■ **JOB**
Each line of the material below that holds the word "Online" needs to be copied.

■ **THE DATA**
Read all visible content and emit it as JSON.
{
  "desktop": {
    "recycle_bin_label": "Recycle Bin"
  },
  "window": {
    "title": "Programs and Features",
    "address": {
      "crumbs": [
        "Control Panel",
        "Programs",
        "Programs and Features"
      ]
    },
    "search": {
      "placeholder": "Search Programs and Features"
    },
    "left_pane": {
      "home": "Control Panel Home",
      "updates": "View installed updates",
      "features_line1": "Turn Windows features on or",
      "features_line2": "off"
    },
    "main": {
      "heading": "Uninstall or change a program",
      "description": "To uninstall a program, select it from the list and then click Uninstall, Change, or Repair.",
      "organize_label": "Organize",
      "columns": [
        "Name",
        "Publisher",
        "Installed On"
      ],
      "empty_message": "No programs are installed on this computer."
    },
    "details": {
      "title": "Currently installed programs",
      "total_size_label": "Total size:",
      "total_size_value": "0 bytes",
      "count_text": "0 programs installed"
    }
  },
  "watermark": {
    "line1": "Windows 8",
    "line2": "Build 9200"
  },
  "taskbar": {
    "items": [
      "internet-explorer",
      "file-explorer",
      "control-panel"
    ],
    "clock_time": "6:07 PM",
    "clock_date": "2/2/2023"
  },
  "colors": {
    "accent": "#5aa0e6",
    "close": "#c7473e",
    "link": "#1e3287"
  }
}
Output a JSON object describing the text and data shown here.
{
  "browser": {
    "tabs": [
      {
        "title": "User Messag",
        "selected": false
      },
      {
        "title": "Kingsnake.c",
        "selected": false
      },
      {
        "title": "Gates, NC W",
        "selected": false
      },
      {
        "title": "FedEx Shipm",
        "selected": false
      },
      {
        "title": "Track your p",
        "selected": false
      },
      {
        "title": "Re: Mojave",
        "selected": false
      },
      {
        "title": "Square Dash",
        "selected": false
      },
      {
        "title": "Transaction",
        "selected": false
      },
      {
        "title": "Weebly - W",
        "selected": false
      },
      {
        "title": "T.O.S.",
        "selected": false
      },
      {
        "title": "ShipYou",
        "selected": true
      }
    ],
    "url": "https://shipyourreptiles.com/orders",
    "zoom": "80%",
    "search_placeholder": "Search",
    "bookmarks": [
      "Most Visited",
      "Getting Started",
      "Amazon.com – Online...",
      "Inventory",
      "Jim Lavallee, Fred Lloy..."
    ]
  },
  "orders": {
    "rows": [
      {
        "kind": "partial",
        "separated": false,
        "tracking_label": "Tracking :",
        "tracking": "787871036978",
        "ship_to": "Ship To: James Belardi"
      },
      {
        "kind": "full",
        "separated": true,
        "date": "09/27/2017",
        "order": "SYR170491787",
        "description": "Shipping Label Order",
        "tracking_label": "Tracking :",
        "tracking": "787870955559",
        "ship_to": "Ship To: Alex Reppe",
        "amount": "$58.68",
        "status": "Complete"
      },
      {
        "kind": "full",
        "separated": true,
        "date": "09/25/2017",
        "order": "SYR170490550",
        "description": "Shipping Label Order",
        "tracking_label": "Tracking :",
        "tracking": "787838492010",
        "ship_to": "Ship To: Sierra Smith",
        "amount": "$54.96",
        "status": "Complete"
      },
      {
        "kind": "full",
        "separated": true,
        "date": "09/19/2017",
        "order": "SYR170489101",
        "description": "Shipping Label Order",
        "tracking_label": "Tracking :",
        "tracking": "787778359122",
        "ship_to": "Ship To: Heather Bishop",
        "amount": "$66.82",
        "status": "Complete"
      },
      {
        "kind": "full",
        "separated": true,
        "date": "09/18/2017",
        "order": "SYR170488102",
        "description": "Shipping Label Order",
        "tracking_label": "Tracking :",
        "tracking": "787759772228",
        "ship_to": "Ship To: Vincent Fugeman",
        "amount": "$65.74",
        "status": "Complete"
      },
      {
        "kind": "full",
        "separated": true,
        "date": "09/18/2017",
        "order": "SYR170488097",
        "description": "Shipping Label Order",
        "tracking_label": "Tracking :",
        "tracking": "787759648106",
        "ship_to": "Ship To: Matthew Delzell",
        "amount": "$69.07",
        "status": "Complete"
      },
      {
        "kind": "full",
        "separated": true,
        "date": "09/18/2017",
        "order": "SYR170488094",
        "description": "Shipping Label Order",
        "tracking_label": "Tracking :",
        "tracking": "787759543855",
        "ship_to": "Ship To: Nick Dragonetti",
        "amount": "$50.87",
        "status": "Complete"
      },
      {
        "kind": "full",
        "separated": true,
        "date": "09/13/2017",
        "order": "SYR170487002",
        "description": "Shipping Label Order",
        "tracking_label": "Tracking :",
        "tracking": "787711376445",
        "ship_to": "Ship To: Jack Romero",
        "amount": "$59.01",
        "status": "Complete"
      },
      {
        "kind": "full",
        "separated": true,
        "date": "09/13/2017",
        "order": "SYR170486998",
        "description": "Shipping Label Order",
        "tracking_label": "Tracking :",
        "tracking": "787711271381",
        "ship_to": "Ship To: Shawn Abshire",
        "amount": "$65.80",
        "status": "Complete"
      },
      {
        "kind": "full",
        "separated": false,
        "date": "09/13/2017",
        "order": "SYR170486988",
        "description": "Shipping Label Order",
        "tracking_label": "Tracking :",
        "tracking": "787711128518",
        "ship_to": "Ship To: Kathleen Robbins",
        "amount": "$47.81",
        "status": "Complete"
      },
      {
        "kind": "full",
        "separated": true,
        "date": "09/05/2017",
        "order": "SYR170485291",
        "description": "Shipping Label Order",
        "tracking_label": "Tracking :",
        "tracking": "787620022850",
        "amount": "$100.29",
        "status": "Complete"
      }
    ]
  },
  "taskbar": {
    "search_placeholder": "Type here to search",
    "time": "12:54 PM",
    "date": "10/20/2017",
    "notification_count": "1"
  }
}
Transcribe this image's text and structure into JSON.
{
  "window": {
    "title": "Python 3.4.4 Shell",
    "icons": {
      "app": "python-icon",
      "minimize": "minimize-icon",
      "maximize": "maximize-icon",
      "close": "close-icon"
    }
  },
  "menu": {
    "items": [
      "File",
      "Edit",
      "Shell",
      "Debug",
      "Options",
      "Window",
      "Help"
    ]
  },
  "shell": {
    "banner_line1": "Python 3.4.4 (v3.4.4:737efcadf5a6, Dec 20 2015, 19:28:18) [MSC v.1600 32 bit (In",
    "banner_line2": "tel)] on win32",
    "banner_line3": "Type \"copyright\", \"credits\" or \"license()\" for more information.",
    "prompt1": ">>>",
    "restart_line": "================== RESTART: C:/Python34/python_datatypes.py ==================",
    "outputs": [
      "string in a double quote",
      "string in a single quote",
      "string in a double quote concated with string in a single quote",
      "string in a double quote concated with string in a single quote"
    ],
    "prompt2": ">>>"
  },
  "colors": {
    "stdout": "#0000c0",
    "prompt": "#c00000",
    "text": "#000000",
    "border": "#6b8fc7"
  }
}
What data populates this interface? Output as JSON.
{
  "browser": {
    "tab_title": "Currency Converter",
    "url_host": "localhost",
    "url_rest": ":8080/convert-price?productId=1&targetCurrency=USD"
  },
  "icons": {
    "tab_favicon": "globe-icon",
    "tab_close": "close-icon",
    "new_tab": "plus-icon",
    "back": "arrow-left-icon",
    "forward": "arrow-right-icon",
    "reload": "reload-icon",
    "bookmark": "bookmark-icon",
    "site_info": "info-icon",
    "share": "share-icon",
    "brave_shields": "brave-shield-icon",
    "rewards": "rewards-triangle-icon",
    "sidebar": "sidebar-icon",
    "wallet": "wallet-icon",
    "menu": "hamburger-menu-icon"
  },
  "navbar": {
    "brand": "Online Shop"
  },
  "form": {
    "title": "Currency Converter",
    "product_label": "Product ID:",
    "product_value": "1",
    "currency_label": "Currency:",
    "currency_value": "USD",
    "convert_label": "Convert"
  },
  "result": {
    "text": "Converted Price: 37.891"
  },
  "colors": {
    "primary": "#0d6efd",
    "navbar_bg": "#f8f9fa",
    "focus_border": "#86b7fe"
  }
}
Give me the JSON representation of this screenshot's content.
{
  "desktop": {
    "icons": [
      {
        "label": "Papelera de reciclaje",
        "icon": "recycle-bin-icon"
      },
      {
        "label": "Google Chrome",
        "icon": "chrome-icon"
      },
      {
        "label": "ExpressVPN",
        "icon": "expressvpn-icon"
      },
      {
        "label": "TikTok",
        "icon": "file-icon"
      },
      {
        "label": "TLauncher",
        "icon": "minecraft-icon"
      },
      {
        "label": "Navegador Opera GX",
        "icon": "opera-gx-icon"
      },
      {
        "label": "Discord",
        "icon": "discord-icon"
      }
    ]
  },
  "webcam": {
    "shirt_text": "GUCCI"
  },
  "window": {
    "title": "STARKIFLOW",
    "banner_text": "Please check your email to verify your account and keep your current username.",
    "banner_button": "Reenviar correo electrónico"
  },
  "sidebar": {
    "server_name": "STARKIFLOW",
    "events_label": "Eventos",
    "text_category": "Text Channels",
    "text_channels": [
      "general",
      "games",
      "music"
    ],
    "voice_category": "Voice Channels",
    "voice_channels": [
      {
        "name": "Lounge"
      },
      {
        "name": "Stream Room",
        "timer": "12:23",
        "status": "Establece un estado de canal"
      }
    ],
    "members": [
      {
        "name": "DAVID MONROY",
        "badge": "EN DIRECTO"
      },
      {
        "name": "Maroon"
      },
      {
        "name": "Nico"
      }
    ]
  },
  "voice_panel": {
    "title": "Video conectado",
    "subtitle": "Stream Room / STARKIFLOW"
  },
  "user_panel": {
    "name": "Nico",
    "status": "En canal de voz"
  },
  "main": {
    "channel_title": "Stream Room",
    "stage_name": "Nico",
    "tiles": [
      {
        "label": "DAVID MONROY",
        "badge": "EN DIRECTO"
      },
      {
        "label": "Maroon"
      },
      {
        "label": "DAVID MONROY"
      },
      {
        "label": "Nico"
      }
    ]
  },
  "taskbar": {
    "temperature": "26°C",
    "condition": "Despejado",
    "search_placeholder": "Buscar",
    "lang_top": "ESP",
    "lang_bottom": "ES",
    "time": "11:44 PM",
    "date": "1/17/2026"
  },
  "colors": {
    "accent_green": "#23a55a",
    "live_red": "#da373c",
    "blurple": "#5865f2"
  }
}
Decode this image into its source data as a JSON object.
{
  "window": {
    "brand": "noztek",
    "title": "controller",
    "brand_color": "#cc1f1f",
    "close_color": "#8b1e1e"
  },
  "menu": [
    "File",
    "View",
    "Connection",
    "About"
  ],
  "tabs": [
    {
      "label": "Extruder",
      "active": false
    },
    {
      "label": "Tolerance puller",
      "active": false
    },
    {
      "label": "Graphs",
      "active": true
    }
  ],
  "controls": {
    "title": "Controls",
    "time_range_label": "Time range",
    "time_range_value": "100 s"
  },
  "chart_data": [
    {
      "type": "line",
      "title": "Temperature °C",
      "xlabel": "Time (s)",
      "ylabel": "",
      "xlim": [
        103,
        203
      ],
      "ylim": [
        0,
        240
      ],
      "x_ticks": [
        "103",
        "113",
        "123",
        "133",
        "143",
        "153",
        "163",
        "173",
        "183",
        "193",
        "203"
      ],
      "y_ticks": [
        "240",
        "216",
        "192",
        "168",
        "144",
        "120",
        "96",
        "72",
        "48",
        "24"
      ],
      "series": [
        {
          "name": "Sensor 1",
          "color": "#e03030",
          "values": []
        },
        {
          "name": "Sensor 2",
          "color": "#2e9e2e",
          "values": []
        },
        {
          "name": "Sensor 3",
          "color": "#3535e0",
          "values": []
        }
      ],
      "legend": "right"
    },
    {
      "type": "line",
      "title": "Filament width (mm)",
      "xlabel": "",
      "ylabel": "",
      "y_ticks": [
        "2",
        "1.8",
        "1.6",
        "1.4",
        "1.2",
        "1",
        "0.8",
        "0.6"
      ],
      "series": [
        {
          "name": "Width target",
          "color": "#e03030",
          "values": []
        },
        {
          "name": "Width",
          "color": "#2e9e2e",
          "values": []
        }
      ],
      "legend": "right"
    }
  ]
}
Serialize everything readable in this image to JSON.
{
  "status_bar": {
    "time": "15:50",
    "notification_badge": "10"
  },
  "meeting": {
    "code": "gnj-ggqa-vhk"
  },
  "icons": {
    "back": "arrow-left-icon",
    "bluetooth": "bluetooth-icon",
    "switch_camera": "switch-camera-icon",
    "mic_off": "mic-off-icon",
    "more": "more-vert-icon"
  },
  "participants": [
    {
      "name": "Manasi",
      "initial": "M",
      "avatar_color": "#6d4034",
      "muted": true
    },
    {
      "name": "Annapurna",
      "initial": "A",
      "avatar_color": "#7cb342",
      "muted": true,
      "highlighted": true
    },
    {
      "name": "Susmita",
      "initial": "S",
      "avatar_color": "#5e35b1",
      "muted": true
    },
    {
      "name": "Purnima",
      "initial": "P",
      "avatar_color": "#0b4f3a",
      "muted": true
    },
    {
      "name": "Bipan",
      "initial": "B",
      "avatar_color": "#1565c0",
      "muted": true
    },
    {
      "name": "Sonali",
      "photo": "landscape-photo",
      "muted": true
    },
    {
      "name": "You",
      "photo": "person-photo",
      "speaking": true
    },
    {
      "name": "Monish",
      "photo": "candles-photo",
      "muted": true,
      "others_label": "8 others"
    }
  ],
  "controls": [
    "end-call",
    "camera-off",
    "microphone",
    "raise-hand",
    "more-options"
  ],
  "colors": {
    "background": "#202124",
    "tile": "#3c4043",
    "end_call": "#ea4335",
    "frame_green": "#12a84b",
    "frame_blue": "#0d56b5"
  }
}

■ **REPLY**
      "Amazon.com – Online...",
    "brand": "Online Shop"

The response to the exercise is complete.